■ REQUIRED TASK
Extract each line of the records below that contains the word "screenshot".

* * * * * * * * *

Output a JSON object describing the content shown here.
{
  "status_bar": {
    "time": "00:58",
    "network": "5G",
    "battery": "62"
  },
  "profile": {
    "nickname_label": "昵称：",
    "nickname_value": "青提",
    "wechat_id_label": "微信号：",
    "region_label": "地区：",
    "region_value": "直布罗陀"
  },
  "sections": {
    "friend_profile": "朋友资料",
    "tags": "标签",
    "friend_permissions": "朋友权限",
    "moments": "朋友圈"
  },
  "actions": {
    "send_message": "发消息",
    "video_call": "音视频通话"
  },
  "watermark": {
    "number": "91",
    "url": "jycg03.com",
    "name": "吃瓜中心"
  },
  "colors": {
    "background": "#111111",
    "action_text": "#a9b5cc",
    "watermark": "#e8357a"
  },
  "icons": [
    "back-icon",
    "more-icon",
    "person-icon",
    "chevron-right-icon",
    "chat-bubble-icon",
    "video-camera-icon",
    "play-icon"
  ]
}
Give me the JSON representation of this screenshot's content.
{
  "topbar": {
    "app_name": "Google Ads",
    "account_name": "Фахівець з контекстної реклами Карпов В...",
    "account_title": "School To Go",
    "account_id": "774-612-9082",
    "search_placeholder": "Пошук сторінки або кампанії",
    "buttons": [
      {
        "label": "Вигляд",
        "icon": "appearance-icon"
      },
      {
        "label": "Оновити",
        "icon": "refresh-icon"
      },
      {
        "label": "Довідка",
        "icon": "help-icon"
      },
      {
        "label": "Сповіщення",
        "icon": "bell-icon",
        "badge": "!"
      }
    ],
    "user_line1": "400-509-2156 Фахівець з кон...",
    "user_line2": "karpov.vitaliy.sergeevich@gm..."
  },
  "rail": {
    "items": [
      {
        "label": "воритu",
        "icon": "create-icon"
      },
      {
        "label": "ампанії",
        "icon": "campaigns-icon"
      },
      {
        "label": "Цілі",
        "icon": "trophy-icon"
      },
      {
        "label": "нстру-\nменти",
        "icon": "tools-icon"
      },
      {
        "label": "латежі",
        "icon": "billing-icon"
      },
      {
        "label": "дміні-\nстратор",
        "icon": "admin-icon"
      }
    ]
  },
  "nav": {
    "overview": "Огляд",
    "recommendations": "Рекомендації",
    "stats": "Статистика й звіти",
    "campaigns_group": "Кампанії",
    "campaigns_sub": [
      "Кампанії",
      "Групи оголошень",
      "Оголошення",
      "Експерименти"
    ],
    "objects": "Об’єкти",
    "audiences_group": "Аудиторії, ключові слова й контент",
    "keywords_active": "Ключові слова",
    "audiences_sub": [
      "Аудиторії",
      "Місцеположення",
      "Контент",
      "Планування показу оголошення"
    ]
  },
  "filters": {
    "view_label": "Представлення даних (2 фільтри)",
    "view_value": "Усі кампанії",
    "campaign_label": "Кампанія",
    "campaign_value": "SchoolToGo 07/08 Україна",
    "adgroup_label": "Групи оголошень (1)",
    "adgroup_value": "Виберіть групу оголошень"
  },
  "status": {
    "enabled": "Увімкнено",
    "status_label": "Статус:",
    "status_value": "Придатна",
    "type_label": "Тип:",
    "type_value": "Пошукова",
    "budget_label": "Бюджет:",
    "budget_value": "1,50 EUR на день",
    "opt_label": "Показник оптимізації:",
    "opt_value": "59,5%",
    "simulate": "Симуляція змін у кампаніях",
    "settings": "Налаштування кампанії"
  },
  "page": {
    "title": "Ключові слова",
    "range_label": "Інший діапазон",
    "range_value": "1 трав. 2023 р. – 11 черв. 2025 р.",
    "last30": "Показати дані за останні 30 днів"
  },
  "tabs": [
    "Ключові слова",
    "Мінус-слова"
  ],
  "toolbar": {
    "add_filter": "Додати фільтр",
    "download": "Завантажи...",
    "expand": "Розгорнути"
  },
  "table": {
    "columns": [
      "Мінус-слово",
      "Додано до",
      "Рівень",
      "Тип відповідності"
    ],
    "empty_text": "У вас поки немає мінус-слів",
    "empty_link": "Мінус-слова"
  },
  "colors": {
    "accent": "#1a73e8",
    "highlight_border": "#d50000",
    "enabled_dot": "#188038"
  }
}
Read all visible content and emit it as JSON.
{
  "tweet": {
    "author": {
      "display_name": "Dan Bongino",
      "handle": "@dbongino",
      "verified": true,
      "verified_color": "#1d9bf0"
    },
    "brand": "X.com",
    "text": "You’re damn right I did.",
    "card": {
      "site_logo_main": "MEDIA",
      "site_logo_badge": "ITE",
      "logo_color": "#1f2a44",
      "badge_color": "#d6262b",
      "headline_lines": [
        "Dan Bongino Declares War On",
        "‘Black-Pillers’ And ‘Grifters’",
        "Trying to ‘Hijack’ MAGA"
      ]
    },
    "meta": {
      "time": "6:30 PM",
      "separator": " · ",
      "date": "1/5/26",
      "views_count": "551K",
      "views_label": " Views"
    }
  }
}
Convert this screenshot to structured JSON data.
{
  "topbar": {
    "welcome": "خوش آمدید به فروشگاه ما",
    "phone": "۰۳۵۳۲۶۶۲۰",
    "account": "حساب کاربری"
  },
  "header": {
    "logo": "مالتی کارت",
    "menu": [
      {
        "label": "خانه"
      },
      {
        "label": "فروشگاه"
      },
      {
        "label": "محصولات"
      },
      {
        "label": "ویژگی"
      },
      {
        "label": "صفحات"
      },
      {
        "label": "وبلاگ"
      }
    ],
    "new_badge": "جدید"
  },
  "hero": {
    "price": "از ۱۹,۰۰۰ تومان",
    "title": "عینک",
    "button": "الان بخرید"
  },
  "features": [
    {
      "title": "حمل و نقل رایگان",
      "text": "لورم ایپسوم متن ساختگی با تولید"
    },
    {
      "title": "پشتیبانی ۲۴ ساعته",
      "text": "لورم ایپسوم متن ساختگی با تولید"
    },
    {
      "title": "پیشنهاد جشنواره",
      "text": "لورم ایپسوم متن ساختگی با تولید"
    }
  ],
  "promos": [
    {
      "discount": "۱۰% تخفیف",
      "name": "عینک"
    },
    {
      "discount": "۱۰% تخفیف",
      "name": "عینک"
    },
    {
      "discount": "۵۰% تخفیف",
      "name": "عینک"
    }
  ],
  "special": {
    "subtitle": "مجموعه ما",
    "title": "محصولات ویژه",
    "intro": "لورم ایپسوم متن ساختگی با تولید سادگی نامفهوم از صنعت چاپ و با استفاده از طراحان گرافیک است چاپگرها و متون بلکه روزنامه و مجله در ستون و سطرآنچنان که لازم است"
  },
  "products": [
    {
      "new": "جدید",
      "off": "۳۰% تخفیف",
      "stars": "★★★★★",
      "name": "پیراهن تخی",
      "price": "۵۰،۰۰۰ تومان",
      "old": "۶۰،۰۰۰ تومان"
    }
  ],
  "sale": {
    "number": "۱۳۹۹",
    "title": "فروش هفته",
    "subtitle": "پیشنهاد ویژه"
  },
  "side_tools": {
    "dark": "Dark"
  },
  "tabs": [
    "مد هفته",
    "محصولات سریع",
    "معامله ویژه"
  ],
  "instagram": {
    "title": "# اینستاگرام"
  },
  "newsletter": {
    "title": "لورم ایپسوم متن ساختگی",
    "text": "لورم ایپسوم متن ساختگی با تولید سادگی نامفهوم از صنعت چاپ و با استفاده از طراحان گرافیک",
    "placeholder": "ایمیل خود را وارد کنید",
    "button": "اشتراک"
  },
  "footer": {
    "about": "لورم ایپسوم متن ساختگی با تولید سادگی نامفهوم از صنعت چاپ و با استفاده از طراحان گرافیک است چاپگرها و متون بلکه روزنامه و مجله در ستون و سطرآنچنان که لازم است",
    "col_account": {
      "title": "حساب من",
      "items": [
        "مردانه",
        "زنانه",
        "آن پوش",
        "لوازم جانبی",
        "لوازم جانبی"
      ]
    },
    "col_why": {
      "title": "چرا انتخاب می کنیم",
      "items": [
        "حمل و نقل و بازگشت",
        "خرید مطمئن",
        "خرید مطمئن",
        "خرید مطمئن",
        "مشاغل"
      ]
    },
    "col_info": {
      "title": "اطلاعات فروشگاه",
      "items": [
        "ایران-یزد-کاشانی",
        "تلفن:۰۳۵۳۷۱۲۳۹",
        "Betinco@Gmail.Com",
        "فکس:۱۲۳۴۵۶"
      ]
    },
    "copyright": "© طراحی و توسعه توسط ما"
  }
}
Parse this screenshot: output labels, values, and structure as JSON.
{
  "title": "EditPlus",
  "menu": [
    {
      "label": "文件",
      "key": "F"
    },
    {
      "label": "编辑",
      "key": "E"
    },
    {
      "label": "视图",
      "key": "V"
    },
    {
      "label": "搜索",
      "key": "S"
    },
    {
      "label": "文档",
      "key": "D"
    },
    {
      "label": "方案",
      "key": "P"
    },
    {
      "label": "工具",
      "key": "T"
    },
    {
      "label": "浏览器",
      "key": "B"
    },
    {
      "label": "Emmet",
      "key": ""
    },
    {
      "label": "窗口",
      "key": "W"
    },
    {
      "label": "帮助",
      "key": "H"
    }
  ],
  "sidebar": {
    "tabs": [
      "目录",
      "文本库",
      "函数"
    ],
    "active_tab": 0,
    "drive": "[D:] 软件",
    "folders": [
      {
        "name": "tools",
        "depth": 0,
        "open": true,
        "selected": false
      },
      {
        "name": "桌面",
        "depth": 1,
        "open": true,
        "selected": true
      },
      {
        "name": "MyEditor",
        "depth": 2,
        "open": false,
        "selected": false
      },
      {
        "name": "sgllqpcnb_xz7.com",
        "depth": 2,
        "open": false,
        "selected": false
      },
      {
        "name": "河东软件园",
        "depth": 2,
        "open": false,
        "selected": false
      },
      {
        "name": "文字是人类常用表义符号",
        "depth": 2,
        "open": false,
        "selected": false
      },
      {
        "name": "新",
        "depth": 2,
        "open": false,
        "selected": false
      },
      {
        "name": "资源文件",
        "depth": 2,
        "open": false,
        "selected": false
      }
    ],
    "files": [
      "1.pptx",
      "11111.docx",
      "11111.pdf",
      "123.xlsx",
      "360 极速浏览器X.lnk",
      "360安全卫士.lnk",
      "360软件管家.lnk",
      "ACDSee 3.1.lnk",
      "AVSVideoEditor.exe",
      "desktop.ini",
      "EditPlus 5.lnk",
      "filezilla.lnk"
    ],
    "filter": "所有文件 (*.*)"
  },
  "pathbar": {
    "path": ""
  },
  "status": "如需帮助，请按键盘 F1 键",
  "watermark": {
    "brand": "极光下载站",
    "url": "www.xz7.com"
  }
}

* * * * * * * * *

■ ANSWER TO THE PROBLEM
Give me the JSON representation of this screenshot's content.
Convert this screenshot to structured JSON data.
Parse this screenshot: output labels, values, and structure as JSON.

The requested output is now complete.